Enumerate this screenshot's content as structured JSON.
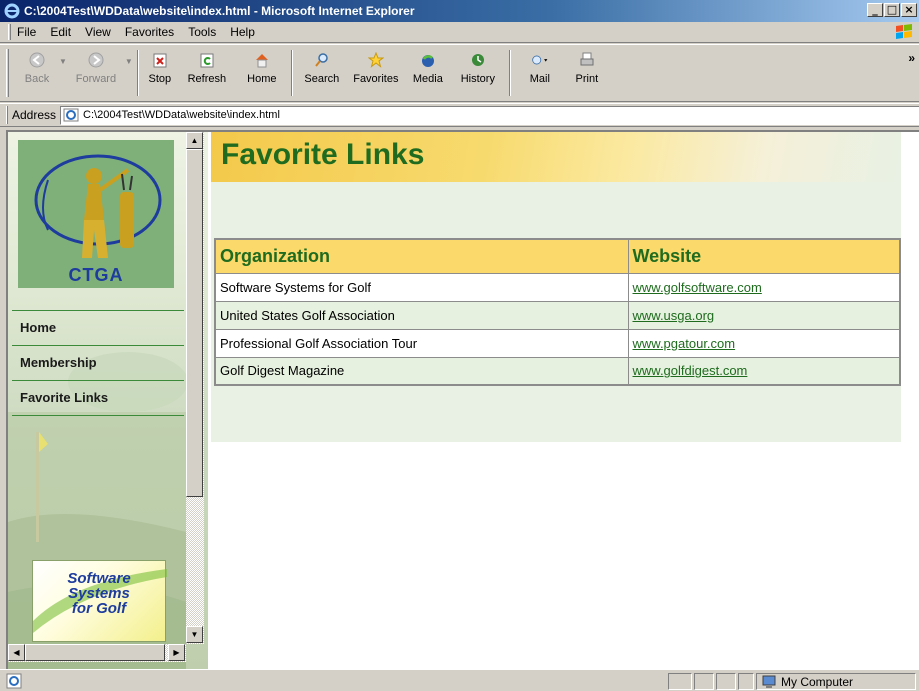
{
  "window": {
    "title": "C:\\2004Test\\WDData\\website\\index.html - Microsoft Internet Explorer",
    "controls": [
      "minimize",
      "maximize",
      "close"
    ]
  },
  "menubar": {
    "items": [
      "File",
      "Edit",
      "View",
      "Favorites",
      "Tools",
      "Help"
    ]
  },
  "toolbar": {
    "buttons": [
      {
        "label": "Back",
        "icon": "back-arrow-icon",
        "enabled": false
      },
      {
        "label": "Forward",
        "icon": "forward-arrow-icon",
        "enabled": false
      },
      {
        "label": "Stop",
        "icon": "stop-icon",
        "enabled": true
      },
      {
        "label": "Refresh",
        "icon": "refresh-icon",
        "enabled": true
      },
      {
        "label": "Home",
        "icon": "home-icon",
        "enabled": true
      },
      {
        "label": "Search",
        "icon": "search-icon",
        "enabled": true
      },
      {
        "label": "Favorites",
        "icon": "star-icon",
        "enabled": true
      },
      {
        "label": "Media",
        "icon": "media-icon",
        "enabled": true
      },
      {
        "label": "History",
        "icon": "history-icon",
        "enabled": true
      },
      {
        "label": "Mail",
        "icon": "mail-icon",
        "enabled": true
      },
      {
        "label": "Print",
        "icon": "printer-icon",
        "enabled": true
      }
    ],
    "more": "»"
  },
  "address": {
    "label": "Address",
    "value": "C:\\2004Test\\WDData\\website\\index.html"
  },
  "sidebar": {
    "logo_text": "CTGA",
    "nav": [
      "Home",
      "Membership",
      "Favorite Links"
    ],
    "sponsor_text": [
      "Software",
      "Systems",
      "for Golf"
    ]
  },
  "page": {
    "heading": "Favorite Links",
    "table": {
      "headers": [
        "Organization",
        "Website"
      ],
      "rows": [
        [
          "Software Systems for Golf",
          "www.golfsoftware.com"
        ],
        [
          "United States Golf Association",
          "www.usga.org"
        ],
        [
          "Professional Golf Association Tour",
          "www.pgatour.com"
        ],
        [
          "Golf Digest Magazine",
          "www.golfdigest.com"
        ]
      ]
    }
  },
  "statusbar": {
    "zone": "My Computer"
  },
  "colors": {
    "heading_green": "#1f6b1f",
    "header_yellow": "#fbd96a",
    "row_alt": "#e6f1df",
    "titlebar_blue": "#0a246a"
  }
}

* [Task prompt] The data should be printed again unchanged; leave its pictures out.

* [Correct output]
Enumerate this screenshot's content as structured JSON.
{
  "window": {
    "title": "C:\\2004Test\\WDData\\website\\index.html - Microsoft Internet Explorer",
    "controls": [
      "minimize",
      "maximize",
      "close"
    ]
  },
  "menubar": {
    "items": [
      "File",
      "Edit",
      "View",
      "Favorites",
      "Tools",
      "Help"
    ]
  },
  "toolbar": {
    "buttons": [
      {
        "label": "Back",
        "icon": "back-arrow-icon",
        "enabled": false
      },
      {
        "label": "Forward",
        "icon": "forward-arrow-icon",
        "enabled": false
      },
      {
        "label": "Stop",
        "icon": "stop-icon",
        "enabled": true
      },
      {
        "label": "Refresh",
        "icon": "refresh-icon",
        "enabled": true
      },
      {
        "label": "Home",
        "icon": "home-icon",
        "enabled": true
      },
      {
        "label": "Search",
        "icon": "search-icon",
        "enabled": true
      },
      {
        "label": "Favorites",
        "icon": "star-icon",
        "enabled": true
      },
      {
        "label": "Media",
        "icon": "media-icon",
        "enabled": true
      },
      {
        "label": "History",
        "icon": "history-icon",
        "enabled": true
      },
      {
        "label": "Mail",
        "icon": "mail-icon",
        "enabled": true
      },
      {
        "label": "Print",
        "icon": "printer-icon",
        "enabled": true
      }
    ],
    "more": "»"
  },
  "address": {
    "label": "Address",
    "value": "C:\\2004Test\\WDData\\website\\index.html"
  },
  "sidebar": {
    "logo_text": "CTGA",
    "nav": [
      "Home",
      "Membership",
      "Favorite Links"
    ],
    "sponsor_text": [
      "Software",
      "Systems",
      "for Golf"
    ]
  },
  "page": {
    "heading": "Favorite Links",
    "table": {
      "headers": [
        "Organization",
        "Website"
      ],
      "rows": [
        [
          "Software Systems for Golf",
          "www.golfsoftware.com"
        ],
        [
          "United States Golf Association",
          "www.usga.org"
        ],
        [
          "Professional Golf Association Tour",
          "www.pgatour.com"
        ],
        [
          "Golf Digest Magazine",
          "www.golfdigest.com"
        ]
      ]
    }
  },
  "statusbar": {
    "zone": "My Computer"
  },
  "colors": {
    "heading_green": "#1f6b1f",
    "header_yellow": "#fbd96a",
    "row_alt": "#e6f1df",
    "titlebar_blue": "#0a246a"
  }
}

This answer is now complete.